### Data to process

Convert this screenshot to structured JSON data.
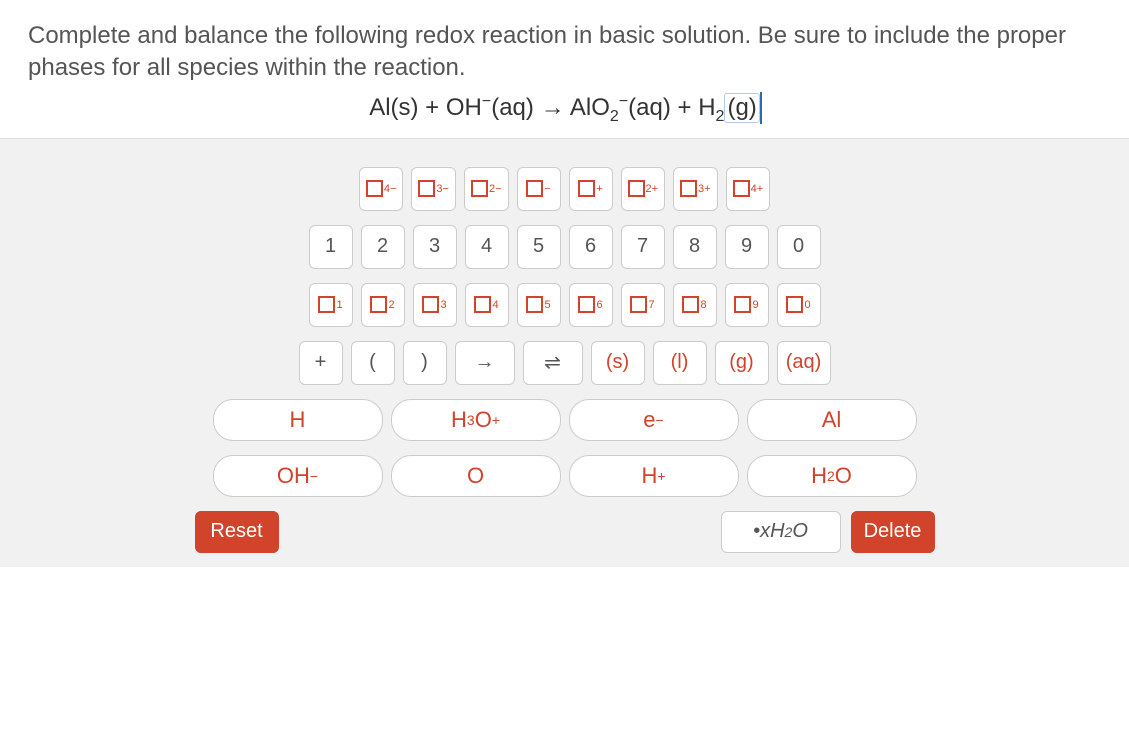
{
  "question": "Complete and balance the following redox reaction in basic solution. Be sure to include the proper phases for all species within the reaction.",
  "equation": {
    "parts": [
      "Al(s) + OH",
      "⁻",
      "(aq) → AlO",
      "₂",
      "⁻",
      "(aq) + H",
      "₂"
    ],
    "cursor_content": "(g)"
  },
  "charges": [
    "4−",
    "3−",
    "2−",
    "−",
    "+",
    "2+",
    "3+",
    "4+"
  ],
  "numbers": [
    "1",
    "2",
    "3",
    "4",
    "5",
    "6",
    "7",
    "8",
    "9",
    "0"
  ],
  "subscripts": [
    "1",
    "2",
    "3",
    "4",
    "5",
    "6",
    "7",
    "8",
    "9",
    "0"
  ],
  "symbols": {
    "plus": "+",
    "lparen": "(",
    "rparen": ")",
    "arrow": "→",
    "equilibrium": "⇌"
  },
  "phases": [
    "(s)",
    "(l)",
    "(g)",
    "(aq)"
  ],
  "species_row1": [
    "H",
    "H₃O⁺",
    "e⁻",
    "Al"
  ],
  "species_row2": [
    "OH⁻",
    "O",
    "H⁺",
    "H₂O"
  ],
  "reset": "Reset",
  "xh2o": "• x H₂O",
  "delete": "Delete"
}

######

Exercise details
Give the number of lines that hold the word "phases" in these records, with nothing added.

Final result
2